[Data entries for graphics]
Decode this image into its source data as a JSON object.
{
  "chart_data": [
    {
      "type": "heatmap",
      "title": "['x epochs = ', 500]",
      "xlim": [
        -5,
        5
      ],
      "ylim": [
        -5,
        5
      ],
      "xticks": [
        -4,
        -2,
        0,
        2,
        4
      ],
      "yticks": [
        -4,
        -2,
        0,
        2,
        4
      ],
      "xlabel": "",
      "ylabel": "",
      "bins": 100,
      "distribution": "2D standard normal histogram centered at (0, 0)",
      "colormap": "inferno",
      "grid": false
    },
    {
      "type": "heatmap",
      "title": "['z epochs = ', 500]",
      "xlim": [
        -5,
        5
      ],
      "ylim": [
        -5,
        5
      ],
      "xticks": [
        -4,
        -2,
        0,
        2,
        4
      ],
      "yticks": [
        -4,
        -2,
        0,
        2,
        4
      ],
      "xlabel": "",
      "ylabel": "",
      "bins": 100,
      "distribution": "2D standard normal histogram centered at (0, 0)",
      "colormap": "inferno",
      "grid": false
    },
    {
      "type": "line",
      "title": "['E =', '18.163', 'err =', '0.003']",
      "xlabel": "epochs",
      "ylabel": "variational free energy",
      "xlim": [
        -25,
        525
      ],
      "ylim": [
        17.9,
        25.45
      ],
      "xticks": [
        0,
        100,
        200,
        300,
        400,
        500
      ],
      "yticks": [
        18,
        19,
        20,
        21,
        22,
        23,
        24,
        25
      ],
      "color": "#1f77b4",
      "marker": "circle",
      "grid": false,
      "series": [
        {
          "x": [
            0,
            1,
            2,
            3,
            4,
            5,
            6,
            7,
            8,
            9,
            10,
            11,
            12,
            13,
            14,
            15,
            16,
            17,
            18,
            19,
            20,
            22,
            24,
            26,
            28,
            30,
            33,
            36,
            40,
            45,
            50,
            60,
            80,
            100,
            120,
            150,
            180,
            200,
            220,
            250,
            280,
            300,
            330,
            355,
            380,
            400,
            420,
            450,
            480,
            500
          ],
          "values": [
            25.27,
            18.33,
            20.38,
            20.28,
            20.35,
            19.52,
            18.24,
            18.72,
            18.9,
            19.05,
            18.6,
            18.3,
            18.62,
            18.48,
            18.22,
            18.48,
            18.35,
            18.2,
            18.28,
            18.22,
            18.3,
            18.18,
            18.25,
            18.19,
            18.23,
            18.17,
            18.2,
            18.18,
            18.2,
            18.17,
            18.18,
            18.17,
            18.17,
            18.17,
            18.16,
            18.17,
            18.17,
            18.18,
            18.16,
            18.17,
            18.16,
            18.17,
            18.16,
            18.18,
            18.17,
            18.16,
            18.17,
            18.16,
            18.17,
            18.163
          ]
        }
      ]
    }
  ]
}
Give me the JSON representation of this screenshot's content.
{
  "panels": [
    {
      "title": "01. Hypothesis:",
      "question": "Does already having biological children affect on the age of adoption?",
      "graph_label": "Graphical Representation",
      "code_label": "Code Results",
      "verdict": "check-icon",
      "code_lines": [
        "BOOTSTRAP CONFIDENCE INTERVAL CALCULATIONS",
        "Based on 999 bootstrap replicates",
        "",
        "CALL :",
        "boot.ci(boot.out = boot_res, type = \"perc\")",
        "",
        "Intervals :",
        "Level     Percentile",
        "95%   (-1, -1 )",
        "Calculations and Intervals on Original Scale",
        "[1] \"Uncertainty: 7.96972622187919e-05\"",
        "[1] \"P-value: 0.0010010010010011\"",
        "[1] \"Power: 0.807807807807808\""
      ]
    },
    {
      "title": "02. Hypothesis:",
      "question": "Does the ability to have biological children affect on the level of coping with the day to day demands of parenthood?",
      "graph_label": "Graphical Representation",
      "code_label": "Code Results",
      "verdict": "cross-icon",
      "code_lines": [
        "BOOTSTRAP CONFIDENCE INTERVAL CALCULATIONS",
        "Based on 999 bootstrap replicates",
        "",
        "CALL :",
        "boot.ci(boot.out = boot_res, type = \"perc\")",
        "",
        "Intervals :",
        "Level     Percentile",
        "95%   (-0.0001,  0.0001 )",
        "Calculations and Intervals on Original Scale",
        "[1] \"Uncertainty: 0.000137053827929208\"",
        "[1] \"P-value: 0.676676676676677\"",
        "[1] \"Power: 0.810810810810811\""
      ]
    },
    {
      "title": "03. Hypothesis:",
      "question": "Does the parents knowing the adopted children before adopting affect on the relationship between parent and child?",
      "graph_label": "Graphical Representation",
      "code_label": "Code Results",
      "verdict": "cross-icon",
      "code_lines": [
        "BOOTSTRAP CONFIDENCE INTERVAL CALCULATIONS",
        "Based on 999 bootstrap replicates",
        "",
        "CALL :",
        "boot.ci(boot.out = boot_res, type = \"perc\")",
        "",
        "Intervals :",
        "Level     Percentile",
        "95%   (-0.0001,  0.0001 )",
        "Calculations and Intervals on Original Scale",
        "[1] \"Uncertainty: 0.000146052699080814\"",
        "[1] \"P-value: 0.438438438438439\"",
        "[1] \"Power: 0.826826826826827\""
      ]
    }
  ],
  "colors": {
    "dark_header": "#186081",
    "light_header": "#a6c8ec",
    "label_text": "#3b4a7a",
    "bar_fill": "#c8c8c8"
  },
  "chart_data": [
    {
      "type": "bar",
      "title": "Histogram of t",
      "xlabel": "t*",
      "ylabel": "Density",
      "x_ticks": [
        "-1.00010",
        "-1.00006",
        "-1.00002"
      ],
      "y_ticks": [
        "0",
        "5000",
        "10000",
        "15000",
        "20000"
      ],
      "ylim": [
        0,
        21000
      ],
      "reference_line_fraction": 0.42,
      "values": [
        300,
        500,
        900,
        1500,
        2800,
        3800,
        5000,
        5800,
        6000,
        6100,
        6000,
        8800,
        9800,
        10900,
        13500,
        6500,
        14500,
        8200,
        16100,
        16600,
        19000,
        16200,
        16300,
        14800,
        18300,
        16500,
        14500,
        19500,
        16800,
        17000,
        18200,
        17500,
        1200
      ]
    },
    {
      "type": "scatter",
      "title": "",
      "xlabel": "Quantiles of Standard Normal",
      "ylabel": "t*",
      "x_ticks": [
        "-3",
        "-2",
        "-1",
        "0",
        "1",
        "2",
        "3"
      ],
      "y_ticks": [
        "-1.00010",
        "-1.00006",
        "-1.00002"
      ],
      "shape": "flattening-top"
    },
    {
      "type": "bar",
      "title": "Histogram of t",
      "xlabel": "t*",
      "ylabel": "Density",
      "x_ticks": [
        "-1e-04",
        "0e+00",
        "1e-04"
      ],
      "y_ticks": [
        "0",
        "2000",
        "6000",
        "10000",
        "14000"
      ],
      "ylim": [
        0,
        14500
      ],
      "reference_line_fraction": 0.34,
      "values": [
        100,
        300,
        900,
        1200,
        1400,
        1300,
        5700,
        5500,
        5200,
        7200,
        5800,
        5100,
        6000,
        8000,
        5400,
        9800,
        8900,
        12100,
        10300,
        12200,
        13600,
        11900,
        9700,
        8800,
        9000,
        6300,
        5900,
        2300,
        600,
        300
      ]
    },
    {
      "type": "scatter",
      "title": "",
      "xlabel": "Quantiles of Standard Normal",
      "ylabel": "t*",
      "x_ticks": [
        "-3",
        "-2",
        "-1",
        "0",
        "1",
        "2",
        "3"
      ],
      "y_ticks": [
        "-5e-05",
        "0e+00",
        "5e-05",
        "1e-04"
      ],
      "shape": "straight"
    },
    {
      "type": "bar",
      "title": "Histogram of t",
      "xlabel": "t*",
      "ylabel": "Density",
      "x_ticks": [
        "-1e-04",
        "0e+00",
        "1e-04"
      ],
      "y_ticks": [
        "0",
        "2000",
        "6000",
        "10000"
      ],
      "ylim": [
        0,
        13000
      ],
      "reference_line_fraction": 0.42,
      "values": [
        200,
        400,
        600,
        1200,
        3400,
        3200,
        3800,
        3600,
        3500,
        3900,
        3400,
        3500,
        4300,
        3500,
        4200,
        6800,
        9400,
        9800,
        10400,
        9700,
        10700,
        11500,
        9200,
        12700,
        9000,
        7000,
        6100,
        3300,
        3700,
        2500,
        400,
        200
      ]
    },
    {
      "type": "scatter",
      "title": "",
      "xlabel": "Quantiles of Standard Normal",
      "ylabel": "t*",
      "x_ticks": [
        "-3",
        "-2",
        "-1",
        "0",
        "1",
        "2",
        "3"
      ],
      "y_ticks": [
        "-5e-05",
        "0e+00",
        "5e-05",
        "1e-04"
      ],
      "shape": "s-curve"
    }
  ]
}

### Work to complete
Above are lines of data; state how many of them contain the word "affect", with no other output.

### Written response
3